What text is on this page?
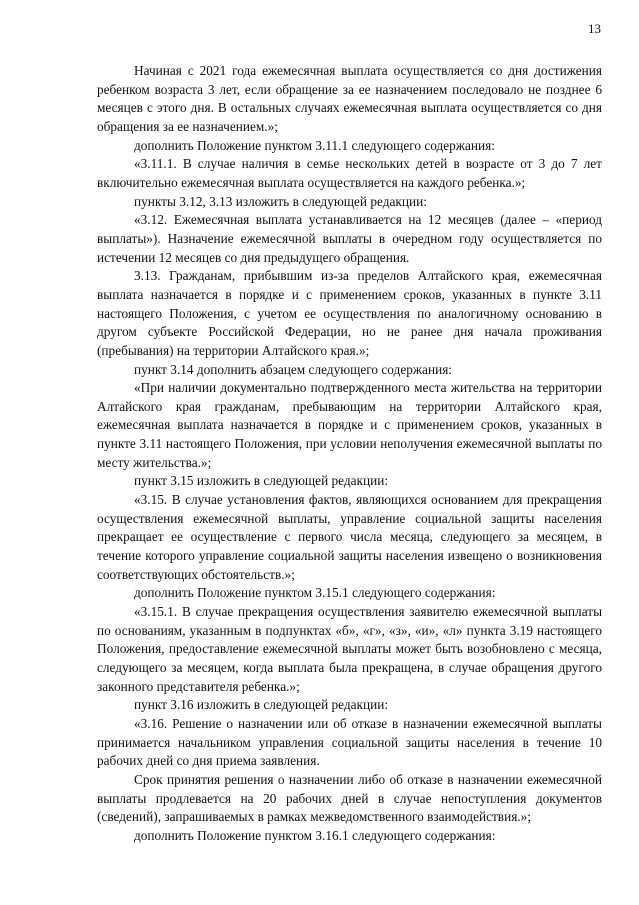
13

Начиная с 2021 года ежемесячная выплата осуществляется со дня достижения ребенком возраста 3 лет, если обращение за ее назначением последовало не позднее 6 месяцев с этого дня. В остальных случаях ежемесячная выплата осуществляется со дня обращения за ее назначением.»;

дополнить Положение пунктом 3.11.1 следующего содержания:

«3.11.1. В случае наличия в семье нескольких детей в возрасте от 3 до 7 лет включительно ежемесячная выплата осуществляется на каждого ребенка.»;

пункты 3.12, 3.13 изложить в следующей редакции:

«3.12. Ежемесячная выплата устанавливается на 12 месяцев (далее – «период выплаты»). Назначение ежемесячной выплаты в очередном году осуществляется по истечении 12 месяцев со дня предыдущего обращения.

3.13. Гражданам, прибывшим из-за пределов Алтайского края, ежемесячная выплата назначается в порядке и с применением сроков, указанных в пункте 3.11 настоящего Положения, с учетом ее осуществления по аналогичному основанию в другом субъекте Российской Федерации, но не ранее дня начала проживания (пребывания) на территории Алтайского края.»;

пункт 3.14 дополнить абзацем следующего содержания:

«При наличии документально подтвержденного места жительства на территории Алтайского края гражданам, пребывающим на территории Алтайского края, ежемесячная выплата назначается в порядке и с применением сроков, указанных в пункте 3.11 настоящего Положения, при условии неполучения ежемесячной выплаты по месту жительства.»;

пункт 3.15 изложить в следующей редакции:

«3.15. В случае установления фактов, являющихся основанием для прекращения осуществления ежемесячной выплаты, управление социальной защиты населения прекращает ее осуществление с первого числа месяца, следующего за месяцем, в течение которого управление социальной защиты населения извещено о возникновения соответствующих обстоятельств.»;

дополнить Положение пунктом 3.15.1 следующего содержания:

«3.15.1. В случае прекращения осуществления заявителю ежемесячной выплаты по основаниям, указанным в подпунктах «б», «г», «з», «и», «л» пункта 3.19 настоящего Положения, предоставление ежемесячной выплаты может быть возобновлено с месяца, следующего за месяцем, когда выплата была прекращена, в случае обращения другого законного представителя ребенка.»;

пункт 3.16 изложить в следующей редакции:

«3.16. Решение о назначении или об отказе в назначении ежемесячной выплаты принимается начальником управления социальной защиты населения в течение 10 рабочих дней со дня приема заявления.

Срок принятия решения о назначении либо об отказе в назначении ежемесячной выплаты продлевается на 20 рабочих дней в случае непоступления документов (сведений), запрашиваемых в рамках межведомственного взаимодействия.»;

дополнить Положение пунктом 3.16.1 следующего содержания:
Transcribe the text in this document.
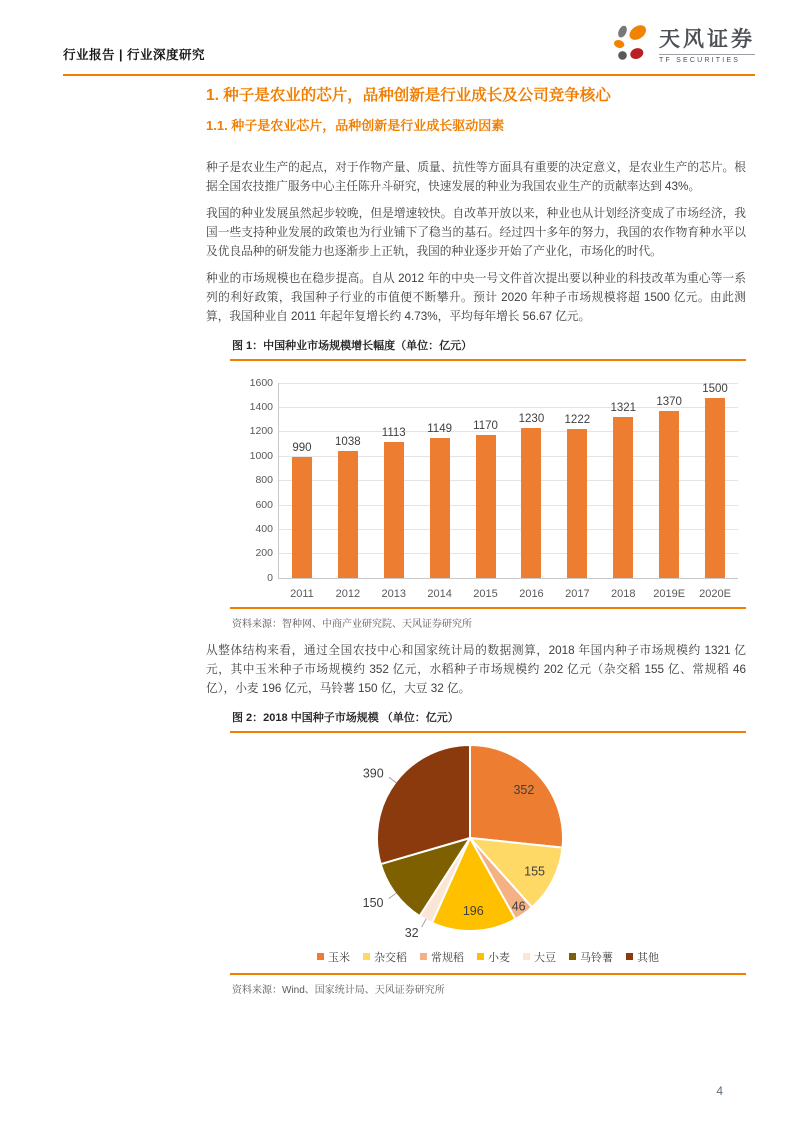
行业报告 | 行业深度研究
天风证券
TF SECURITIES
1. 种子是农业的芯片，品种创新是行业成长及公司竞争核心
1.1. 种子是农业芯片，品种创新是行业成长驱动因素

种子是农业生产的起点，对于作物产量、质量、抗性等方面具有重要的决定意义，是农业生产的芯片。根据全国农技推广服务中心主任陈升斗研究，快速发展的种业为我国农业生产的贡献率达到 43%。

我国的种业发展虽然起步较晚，但是增速较快。自改革开放以来，种业也从计划经济变成了市场经济，我国一些支持种业发展的政策也为行业铺下了稳当的基石。经过四十多年的努力，我国的农作物育种水平以及优良品种的研发能力也逐渐步上正轨，我国的种业逐步开始了产业化，市场化的时代。

种业的市场规模也在稳步提高。自从 2012 年的中央一号文件首次提出要以种业的科技改革为重心等一系列的利好政策，我国种子行业的市值便不断攀升。预计 2020 年种子市场规模将超 1500 亿元。由此测算，我国种业自 2011 年起年复增长约 4.73%，平均每年增长 56.67 亿元。

图 1：中国种业市场规模增长幅度（单位：亿元）
0
200
400
600
800
1000
1200
1400
1600
990
2011
1038
2012
1113
2013
1149
2014
1170
2015
1230
2016
1222
2017
1321
2018
1370
2019E
1500
2020E
资料来源：智种网、中商产业研究院、天风证券研究所

从整体结构来看，通过全国农技中心和国家统计局的数据测算，2018 年国内种子市场规模约 1321 亿元，其中玉米种子市场规模约 352 亿元，水稻种子市场规模约 202 亿元（杂交稻 155 亿、常规稻 46 亿），小麦 196 亿元，马铃薯 150 亿，大豆 32 亿。

图 2：2018 中国种子市场规模 （单位：亿元）
352
155
46
196
32
150
390
玉米 杂交稻 常规稻 小麦 大豆 马铃薯 其他
资料来源：Wind、国家统计局、天风证券研究所
4
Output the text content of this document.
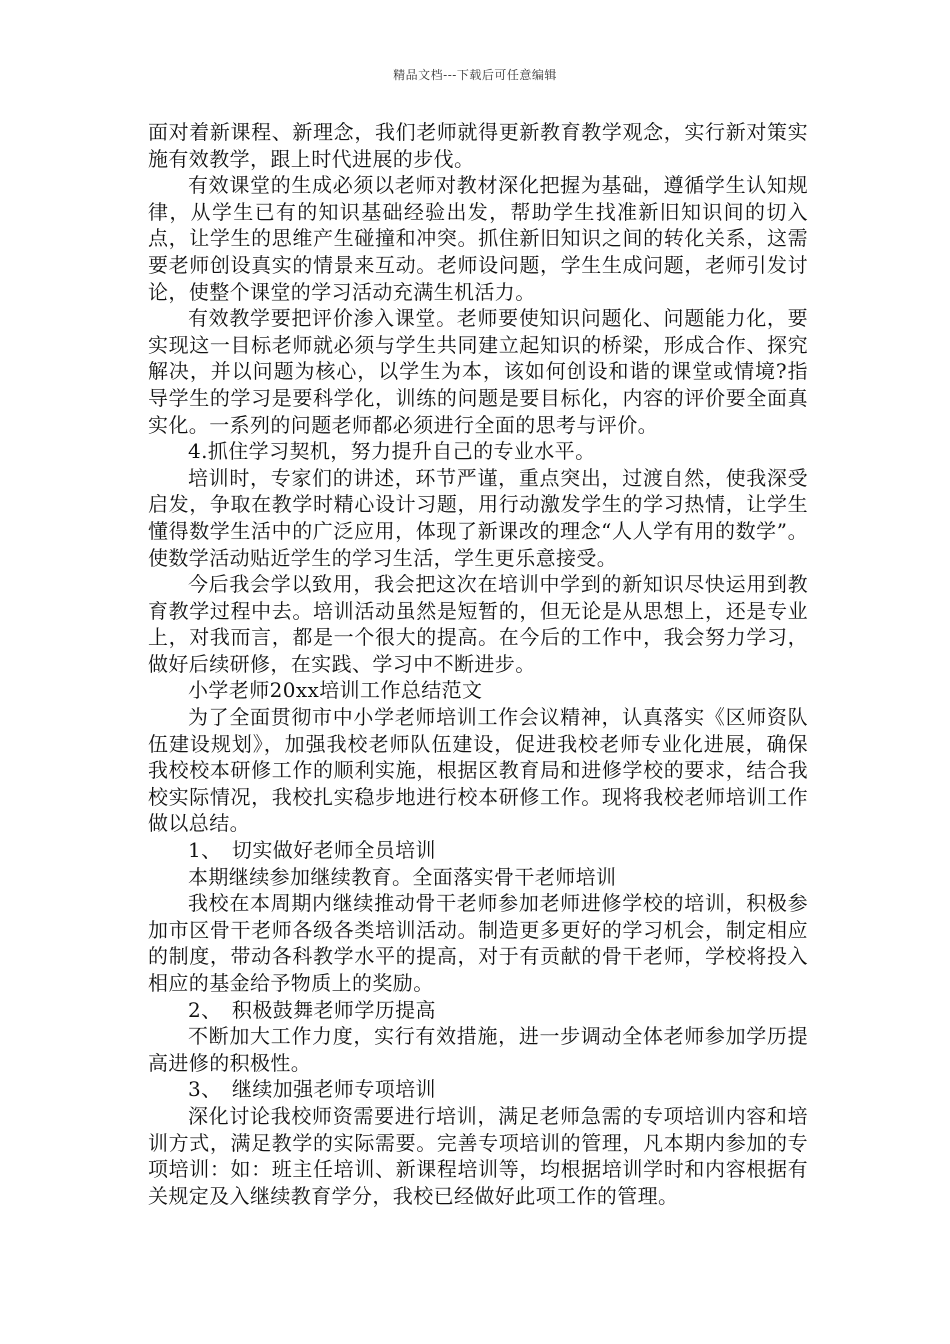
精品文档---下载后可任意编辑

面对着新课程、新理念，我们老师就得更新教育教学观念，实行新对策实施有效教学，跟上时代进展的步伐。

有效课堂的生成必须以老师对教材深化把握为基础，遵循学生认知规律，从学生已有的知识基础经验出发，帮助学生找准新旧知识间的切入点，让学生的思维产生碰撞和冲突。抓住新旧知识之间的转化关系，这需要老师创设真实的情景来互动。老师设问题，学生生成问题，老师引发讨论，使整个课堂的学习活动充满生机活力。

有效教学要把评价渗入课堂。老师要使知识问题化、问题能力化，要实现这一目标老师就必须与学生共同建立起知识的桥梁，形成合作、探究解决，并以问题为核心，以学生为本，该如何创设和谐的课堂或情境?指导学生的学习是要科学化，训练的问题是要目标化，内容的评价要全面真实化。一系列的问题老师都必须进行全面的思考与评价。

4.抓住学习契机，努力提升自己的专业水平。

培训时，专家们的讲述，环节严谨，重点突出，过渡自然，使我深受启发，争取在教学时精心设计习题，用行动激发学生的学习热情，让学生懂得数学生活中的广泛应用，体现了新课改的理念“人人学有用的数学”。使数学活动贴近学生的学习生活，学生更乐意接受。

今后我会学以致用，我会把这次在培训中学到的新知识尽快运用到教育教学过程中去。培训活动虽然是短暂的，但无论是从思想上，还是专业上，对我而言，都是一个很大的提高。在今后的工作中，我会努力学习，做好后续研修，在实践、学习中不断进步。

小学老师20xx培训工作总结范文

为了全面贯彻市中小学老师培训工作会议精神，认真落实《区师资队伍建设规划》，加强我校老师队伍建设，促进我校老师专业化进展，确保我校校本研修工作的顺利实施，根据区教育局和进修学校的要求，结合我校实际情况，我校扎实稳步地进行校本研修工作。现将我校老师培训工作做以总结。

1、　切实做好老师全员培训

本期继续参加继续教育。全面落实骨干老师培训

我校在本周期内继续推动骨干老师参加老师进修学校的培训，积极参加市区骨干老师各级各类培训活动。制造更多更好的学习机会，制定相应的制度，带动各科教学水平的提高，对于有贡献的骨干老师，学校将投入相应的基金给予物质上的奖励。

2、　积极鼓舞老师学历提高

不断加大工作力度，实行有效措施，进一步调动全体老师参加学历提高进修的积极性。

3、　继续加强老师专项培训

深化讨论我校师资需要进行培训，满足老师急需的专项培训内容和培训方式，满足教学的实际需要。完善专项培训的管理，凡本期内参加的专项培训：如：班主任培训、新课程培训等，均根据培训学时和内容根据有关规定及入继续教育学分，我校已经做好此项工作的管理。
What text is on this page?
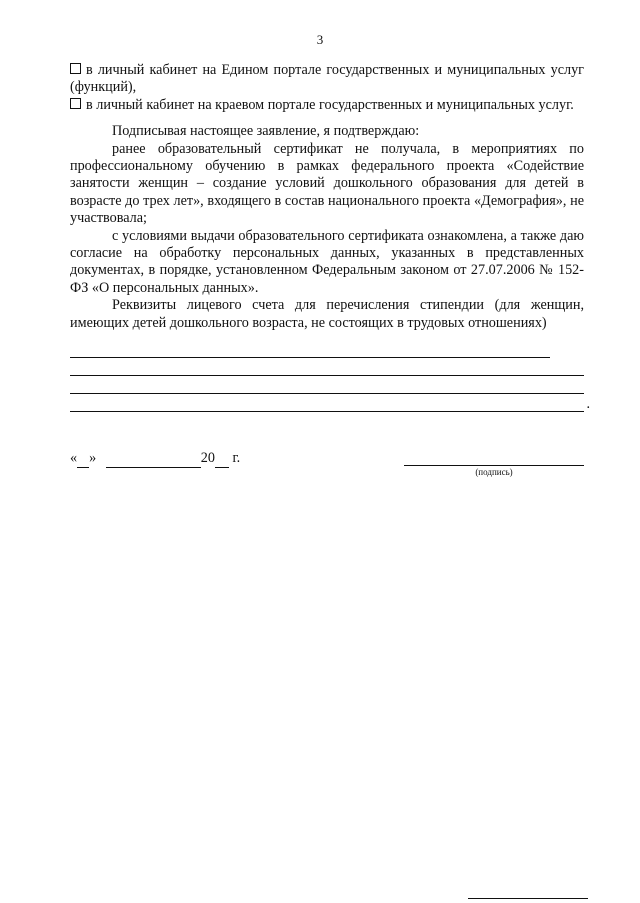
3

в личный кабинет на Едином портале государственных и муниципальных услуг (функций),

в личный кабинет на краевом портале государственных и муниципальных услуг.

Подписывая настоящее заявление, я подтверждаю:

ранее образовательный сертификат не получала, в мероприятиях по профессиональному обучению в рамках федерального проекта «Содействие занятости женщин – создание условий дошкольного образования для детей в возрасте до трех лет», входящего в состав национального проекта «Демография», не участвовала;

с условиями выдачи образовательного сертификата ознакомлена, а также даю согласие на обработку персональных данных, указанных в представленных документах, в порядке, установленном Федеральным законом от 27.07.2006 № 152-ФЗ «О персональных данных».

Реквизиты лицевого счета для перечисления стипендии (для женщин, имеющих детей дошкольного возраста, не состоящих в трудовых отношениях)

.
« »	20 г.
(подпись)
------------------------------------------------------------------------
=== Aim ===
Where a line in the material above holds "государственных", copy that line.

=== Finished exercise ===
в личный кабинет на Едином портале государственных и муниципальных услуг (функций),
в личный кабинет на краевом портале государственных и муниципальных услуг.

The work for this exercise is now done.